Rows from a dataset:
[START]

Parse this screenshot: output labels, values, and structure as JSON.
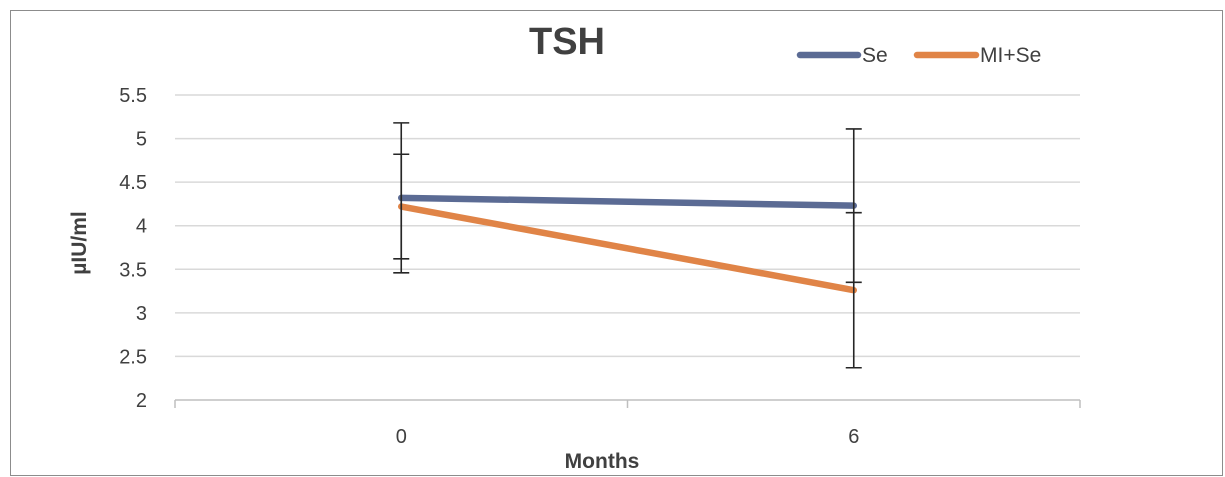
{
  "chart_data": {
    "type": "line",
    "title": "TSH",
    "xlabel": "Months",
    "ylabel": "µIU/ml",
    "categories": [
      "0",
      "6"
    ],
    "ylim": [
      2,
      5.5
    ],
    "yticks": [
      "2",
      "2.5",
      "3",
      "3.5",
      "4",
      "4.5",
      "5",
      "5.5"
    ],
    "grid": true,
    "legend_position": "top-right",
    "series": [
      {
        "name": "Se",
        "color": "#5b6b94",
        "values": [
          4.32,
          4.23
        ],
        "error": [
          0.86,
          0.88
        ]
      },
      {
        "name": "MI+Se",
        "color": "#e08447",
        "values": [
          4.22,
          3.26
        ],
        "error": [
          0.6,
          0.89
        ]
      }
    ]
  }
}
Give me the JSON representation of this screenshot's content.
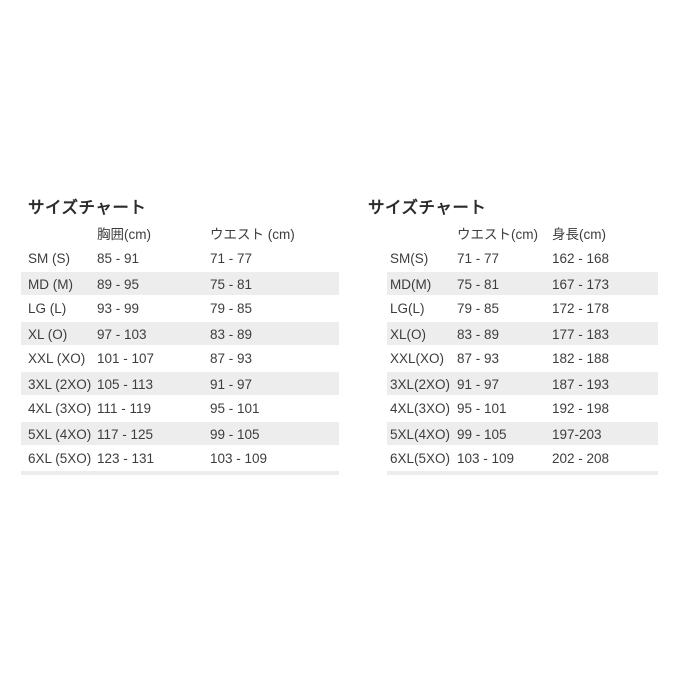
{
  "page": {
    "background_color": "#ffffff",
    "row_stripe_color": "#ededed",
    "text_color": "#3d3d3d"
  },
  "chart_data": [
    {
      "type": "table",
      "title": "サイズチャート",
      "columns": [
        "",
        "胸囲(cm)",
        "ウエスト (cm)"
      ],
      "rows": [
        [
          "SM (S)",
          "85 - 91",
          "71 - 77"
        ],
        [
          "MD (M)",
          "89 - 95",
          "75 - 81"
        ],
        [
          "LG (L)",
          "93 - 99",
          "79 - 85"
        ],
        [
          "XL (O)",
          "97 - 103",
          "83 - 89"
        ],
        [
          "XXL (XO)",
          "101 - 107",
          "87 - 93"
        ],
        [
          "3XL (2XO)",
          "105 - 113",
          "91 - 97"
        ],
        [
          "4XL (3XO)",
          "111 - 119",
          "95 - 101"
        ],
        [
          "5XL (4XO)",
          "117 - 125",
          "99 - 105"
        ],
        [
          "6XL (5XO)",
          "123 - 131",
          "103 - 109"
        ]
      ],
      "layout_hints": {
        "stripe_rows": "even",
        "position": "left"
      }
    },
    {
      "type": "table",
      "title": "サイズチャート",
      "columns": [
        "",
        "ウエスト(cm)",
        "身長(cm)"
      ],
      "rows": [
        [
          "SM(S)",
          "71 - 77",
          "162 - 168"
        ],
        [
          "MD(M)",
          "75 - 81",
          "167 - 173"
        ],
        [
          "LG(L)",
          "79 - 85",
          "172 - 178"
        ],
        [
          "XL(O)",
          "83 - 89",
          "177 - 183"
        ],
        [
          "XXL(XO)",
          "87 - 93",
          "182 - 188"
        ],
        [
          "3XL(2XO)",
          "91 - 97",
          "187 - 193"
        ],
        [
          "4XL(3XO)",
          "95 - 101",
          "192 - 198"
        ],
        [
          "5XL(4XO)",
          "99 - 105",
          "197-203"
        ],
        [
          "6XL(5XO)",
          "103 - 109",
          "202 - 208"
        ]
      ],
      "layout_hints": {
        "stripe_rows": "even",
        "position": "right"
      }
    }
  ]
}
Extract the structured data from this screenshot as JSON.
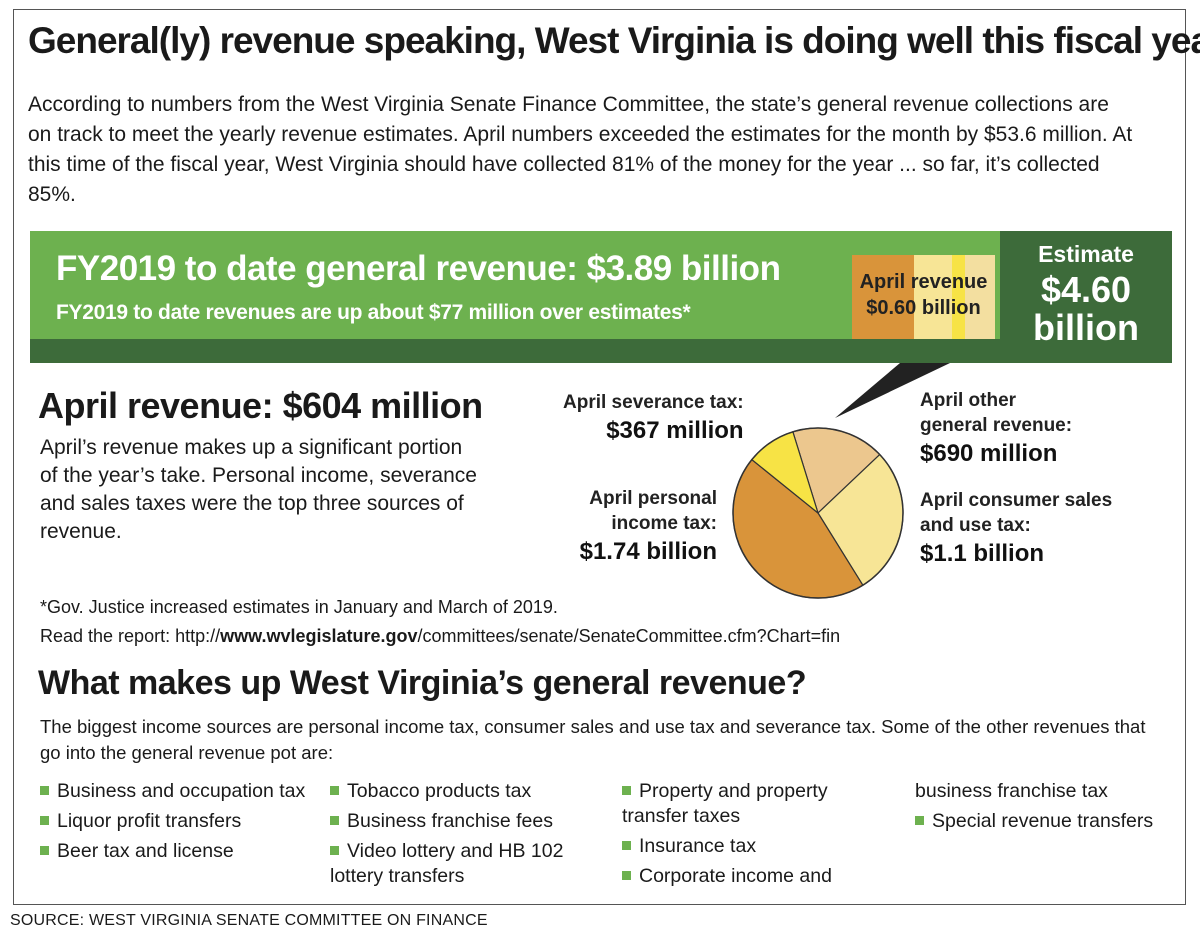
{
  "title": "General(ly) revenue speaking, West Virginia is doing well this fiscal year",
  "intro": "According to numbers from the West Virginia Senate Finance Committee, the state’s general revenue collections are on track to meet the yearly revenue estimates. April numbers exceeded the estimates for the month by $53.6 million.  At this time of the fiscal year, West Virginia should have collected 81% of the money for the year ... so far, it’s collected 85%.",
  "banner": {
    "line1": "FY2019 to date general revenue: $3.89 billion",
    "line2": "FY2019 to date revenues are up  about $77 million over estimates*",
    "april_label": "April revenue",
    "april_value": "$0.60 billion",
    "estimate_label": "Estimate",
    "estimate_value_1": "$4.60",
    "estimate_value_2": "billion"
  },
  "april": {
    "heading": "April revenue: $604 million",
    "paragraph": "April’s revenue makes up a significant portion of the year’s take.  Personal income, severance and sales taxes were the top three sources of revenue."
  },
  "labels": {
    "severance_name": "April severance tax:",
    "severance_value": "$367 million",
    "personal_name_1": "April personal",
    "personal_name_2": "income tax:",
    "personal_value": "$1.74 billion",
    "other_name_1": "April other",
    "other_name_2": "general revenue:",
    "other_value": "$690 million",
    "sales_name_1": "April consumer sales",
    "sales_name_2": "and use tax:",
    "sales_value": "$1.1 billion"
  },
  "chart_data": [
    {
      "type": "bar",
      "orientation": "horizontal-stacked",
      "categories": [
        "FY2019 to date general revenue",
        "April revenue",
        "Estimate"
      ],
      "values": [
        3.89,
        0.6,
        4.6
      ],
      "units": "billion dollars"
    },
    {
      "type": "pie",
      "categories": [
        "April personal income tax",
        "April consumer sales and use tax",
        "April other general revenue",
        "April severance tax"
      ],
      "values": [
        1.74,
        1.1,
        0.69,
        0.367
      ],
      "units": "billion dollars",
      "colors": [
        "#d9943a",
        "#f7e596",
        "#ecc78e",
        "#f7e345"
      ]
    }
  ],
  "footnote": "*Gov. Justice increased estimates in January and March of 2019.",
  "report": {
    "prefix": "Read the report: http://",
    "domain": "www.wvlegislature.gov",
    "path": "/committees/senate/SenateCommittee.cfm?Chart=fin"
  },
  "sources": {
    "heading": "What makes up West Virginia’s general revenue?",
    "paragraph": "The biggest income sources are personal income tax, consumer sales and use tax and severance tax.  Some of the other revenues that go into the general revenue pot are:",
    "col1": [
      "Business and occupation tax",
      "Liquor profit transfers",
      "Beer tax and license"
    ],
    "col2": [
      "Tobacco products tax",
      "Business franchise fees",
      "Video lottery and HB 102 lottery transfers"
    ],
    "col3": [
      "Property and property transfer taxes",
      "Insurance tax",
      "Corporate income and"
    ],
    "col4_cont": "business franchise tax",
    "col4": [
      "Special revenue transfers"
    ]
  },
  "source_line": "SOURCE:  WEST VIRGINIA SENATE COMMITTEE ON FINANCE"
}
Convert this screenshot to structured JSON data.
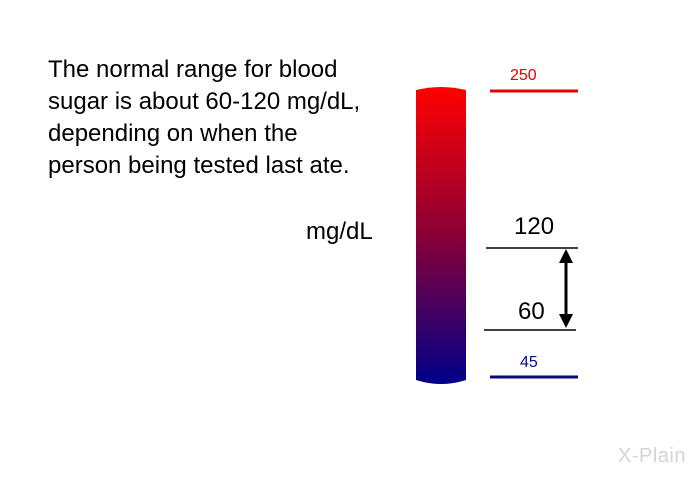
{
  "caption": "The normal range for blood sugar is about 60-120 mg/dL, depending on when the person being tested last ate.",
  "unit_label": "mg/dL",
  "markers": [
    {
      "value": 250,
      "label": "250",
      "color": "#e60000",
      "style": "thick"
    },
    {
      "value": 120,
      "label": "120",
      "color": "#000000",
      "style": "thin"
    },
    {
      "value": 60,
      "label": "60",
      "color": "#000000",
      "style": "thin"
    },
    {
      "value": 45,
      "label": "45",
      "color": "#0a0a7a",
      "style": "thick"
    }
  ],
  "normal_range": {
    "low": 60,
    "high": 120
  },
  "gauge_colors": {
    "top": "#ff0000",
    "middle": "#8a0036",
    "bottom": "#00008a"
  },
  "logo": "X-Plain"
}
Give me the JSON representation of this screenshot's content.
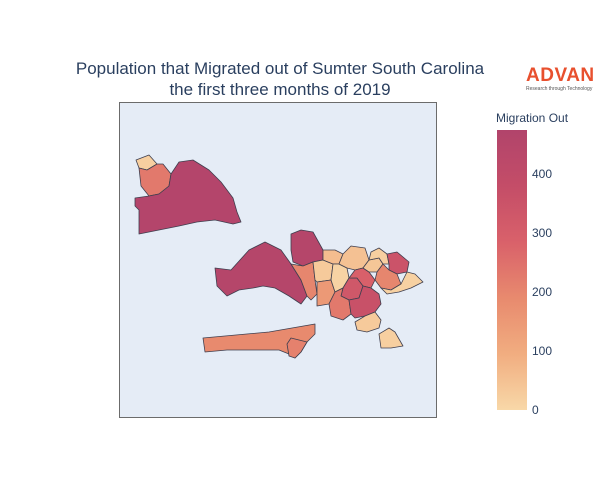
{
  "title": {
    "line1": "Population that Migrated out of Sumter South Carolina",
    "line2": "the first three months of 2019"
  },
  "logo": {
    "word": "ADVAN",
    "tagline": "Research through Technology",
    "color": "#e8502e"
  },
  "colorbar": {
    "title": "Migration Out",
    "range": [
      0,
      475
    ],
    "ticks": [
      "0",
      "100",
      "200",
      "300",
      "400"
    ],
    "tick_values": [
      0,
      100,
      200,
      300,
      400
    ],
    "colorscale": [
      "#f8d8a8",
      "#f1ad80",
      "#e88a6e",
      "#d9616a",
      "#c44d68",
      "#b1446b"
    ]
  },
  "map": {
    "background": "#e5ecf6",
    "border": "#6b6b6b",
    "region_stroke": "#3f3f4f",
    "regions": [
      {
        "id": "nw-small",
        "value": 20
      },
      {
        "id": "nw-mid",
        "value": 230
      },
      {
        "id": "nw-large",
        "value": 460
      },
      {
        "id": "center-large",
        "value": 455
      },
      {
        "id": "center-top",
        "value": 455
      },
      {
        "id": "c-a",
        "value": 200
      },
      {
        "id": "c-b",
        "value": 30
      },
      {
        "id": "c-c",
        "value": 150
      },
      {
        "id": "c-d",
        "value": 60
      },
      {
        "id": "c-e",
        "value": 10
      },
      {
        "id": "c-f",
        "value": 330
      },
      {
        "id": "c-g",
        "value": 50
      },
      {
        "id": "c-h",
        "value": 290
      },
      {
        "id": "c-i",
        "value": 40
      },
      {
        "id": "c-j",
        "value": 20
      },
      {
        "id": "c-k",
        "value": 350
      },
      {
        "id": "c-l",
        "value": 230
      },
      {
        "id": "c-m",
        "value": 360
      },
      {
        "id": "c-n",
        "value": 200
      },
      {
        "id": "e-a",
        "value": 15
      },
      {
        "id": "e-b",
        "value": 30
      },
      {
        "id": "e-c",
        "value": 20
      },
      {
        "id": "s-long",
        "value": 190
      },
      {
        "id": "s-small",
        "value": 210
      }
    ]
  }
}
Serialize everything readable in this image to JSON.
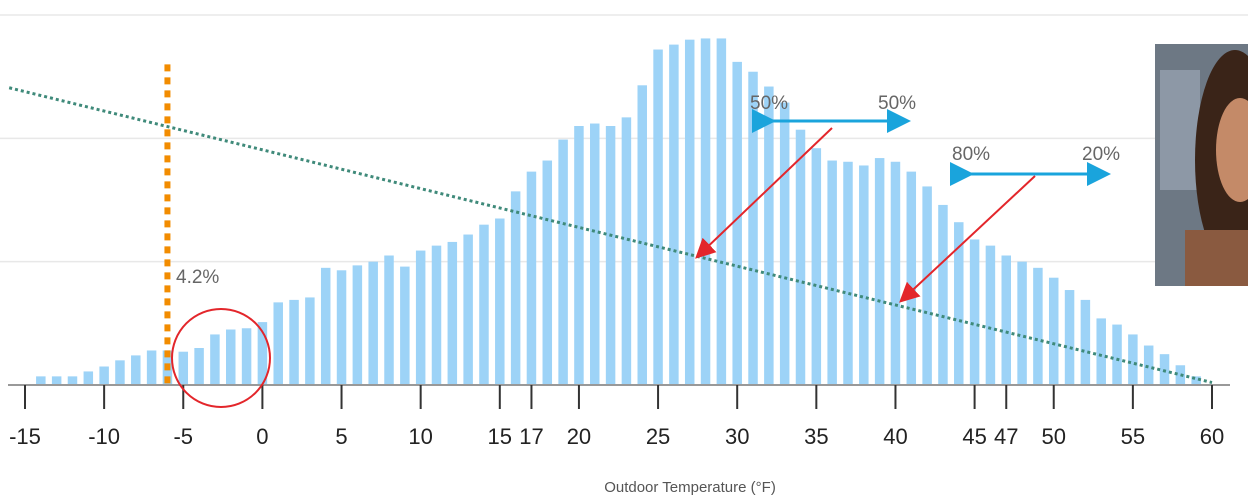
{
  "chart_data": {
    "type": "bar",
    "x_label": "Outdoor Temperature (°F)",
    "x": [
      -14,
      -13,
      -12,
      -11,
      -10,
      -9,
      -8,
      -7,
      -6,
      -5,
      -4,
      -3,
      -2,
      -1,
      0,
      1,
      2,
      3,
      4,
      5,
      6,
      7,
      8,
      9,
      10,
      11,
      12,
      13,
      14,
      15,
      16,
      17,
      18,
      19,
      20,
      21,
      22,
      23,
      24,
      25,
      26,
      27,
      28,
      29,
      30,
      31,
      32,
      33,
      34,
      35,
      36,
      37,
      38,
      39,
      40,
      41,
      42,
      43,
      44,
      45,
      46,
      47,
      48,
      49,
      50,
      51,
      52,
      53,
      54,
      55,
      56,
      57,
      58,
      59
    ],
    "values": [
      0.07,
      0.07,
      0.07,
      0.11,
      0.15,
      0.2,
      0.24,
      0.28,
      0.28,
      0.27,
      0.3,
      0.41,
      0.45,
      0.46,
      0.51,
      0.67,
      0.69,
      0.71,
      0.95,
      0.93,
      0.97,
      1.0,
      1.05,
      0.96,
      1.09,
      1.13,
      1.16,
      1.22,
      1.3,
      1.35,
      1.57,
      1.73,
      1.82,
      1.99,
      2.1,
      2.12,
      2.1,
      2.17,
      2.43,
      2.72,
      2.76,
      2.8,
      2.81,
      2.81,
      2.62,
      2.54,
      2.42,
      2.29,
      2.07,
      1.92,
      1.82,
      1.81,
      1.78,
      1.84,
      1.81,
      1.73,
      1.61,
      1.46,
      1.32,
      1.18,
      1.13,
      1.05,
      1.0,
      0.95,
      0.87,
      0.77,
      0.69,
      0.54,
      0.49,
      0.41,
      0.32,
      0.25,
      0.16,
      0.07
    ],
    "color": "#9dd3f7",
    "xlim": [
      -15,
      60
    ],
    "xticks": [
      -15,
      -10,
      -5,
      0,
      5,
      10,
      15,
      17,
      20,
      25,
      30,
      35,
      40,
      45,
      47,
      50,
      55,
      60
    ],
    "ylim": [
      0,
      3
    ],
    "grid_lines": [
      1,
      2,
      3
    ],
    "balance_line": {
      "x": [
        -16,
        60
      ],
      "y": [
        2.41,
        0.02
      ],
      "color": "#3f8a7a"
    },
    "threshold": {
      "x": -6,
      "y_top": 2.6,
      "color": "#f28c00"
    },
    "annotations": [
      "4.2%",
      "50%",
      "50%",
      "80%",
      "20%"
    ]
  }
}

[END]

Point out every line holding the string "that" and copy it.

• _The response_
    "paragraph": "The biggest income sources are personal income tax, consumer sales and use tax and severance tax.  Some of the other revenues that go into the general revenue pot are:",
    "line1": "Population that Migrated out of Sumter South Carolina",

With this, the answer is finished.